- **WRITTEN EXERCISE**: For each line in the data below that holds "chuyện", return a copy.

- **RECORDS SHOWN**:
--------------------------------------------------
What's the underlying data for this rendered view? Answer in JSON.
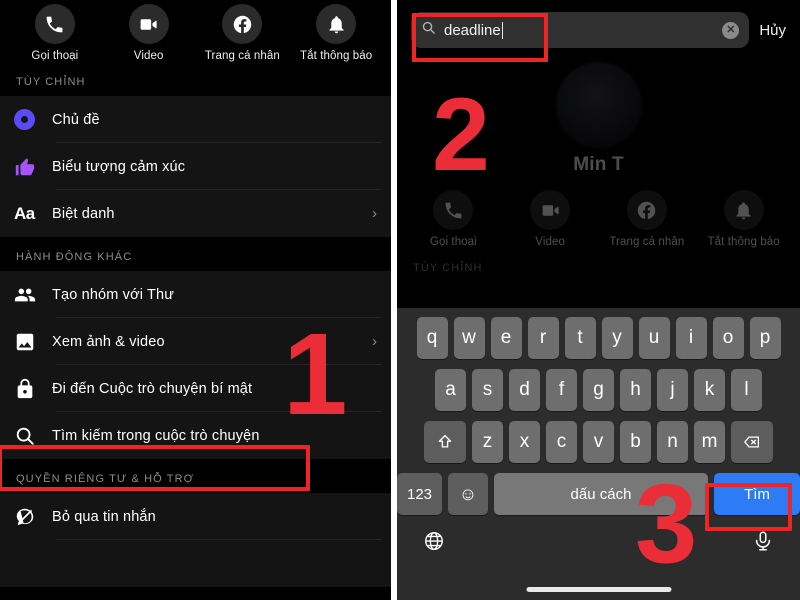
{
  "quick_actions": [
    {
      "icon": "phone-icon",
      "label": "Gọi thoại"
    },
    {
      "icon": "video-icon",
      "label": "Video"
    },
    {
      "icon": "facebook-icon",
      "label": "Trang cá nhân"
    },
    {
      "icon": "bell-icon",
      "label": "Tắt thông báo"
    }
  ],
  "left_panel": {
    "sections": [
      {
        "header": "TÙY CHỈNH"
      },
      {
        "header": "HÀNH ĐỘNG KHÁC"
      },
      {
        "header": "QUYỀN RIÊNG TƯ & HỖ TRỢ"
      }
    ],
    "customize_items": [
      {
        "icon": "theme-circle-icon",
        "label": "Chủ đề",
        "chevron": ""
      },
      {
        "icon": "thumbs-up-icon",
        "label": "Biểu tượng cảm xúc",
        "chevron": ""
      },
      {
        "icon": "aa-text-icon",
        "label": "Biệt danh",
        "chevron": "›"
      }
    ],
    "other_actions": [
      {
        "icon": "people-group-icon",
        "label": "Tạo nhóm với Thư",
        "chevron": ""
      },
      {
        "icon": "photo-icon",
        "label": "Xem ảnh & video",
        "chevron": "›"
      },
      {
        "icon": "lock-icon",
        "label": "Đi đến Cuộc trò chuyện bí mật",
        "chevron": ""
      },
      {
        "icon": "search-icon",
        "label": "Tìm kiếm trong cuộc trò chuyện",
        "chevron": ""
      }
    ],
    "privacy_items": [
      {
        "icon": "ignore-messages-icon",
        "label": "Bỏ qua tin nhắn",
        "chevron": ""
      }
    ]
  },
  "right_panel": {
    "search": {
      "icon": "search-icon",
      "value": "deadline",
      "clear_label": "✕",
      "cancel_label": "Hủy"
    },
    "profile": {
      "name": "Min  T",
      "avatar": "user-avatar"
    },
    "section_header": "TÙY CHỈNH",
    "keyboard": {
      "row1": [
        "q",
        "w",
        "e",
        "r",
        "t",
        "y",
        "u",
        "i",
        "o",
        "p"
      ],
      "row2": [
        "a",
        "s",
        "d",
        "f",
        "g",
        "h",
        "j",
        "k",
        "l"
      ],
      "row3": [
        "z",
        "x",
        "c",
        "v",
        "b",
        "n",
        "m"
      ],
      "shift_icon": "shift-icon",
      "backspace_icon": "backspace-icon",
      "numbers_label": "123",
      "emoji_label": "☺",
      "space_label": "dấu cách",
      "go_label": "Tìm",
      "globe_icon": "globe-icon",
      "mic_icon": "microphone-icon"
    }
  },
  "annotations": {
    "step1": "1",
    "step2": "2",
    "step3": "3",
    "highlight_color": "#ef2525",
    "go_key_color": "#2d7cf6"
  }
}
--------------------------------------------------
- **ANSWER TO THIS PROBLEM**:
        "label": "Đi đến Cuộc trò chuyện bí mật",
        "label": "Tìm kiếm trong cuộc trò chuyện",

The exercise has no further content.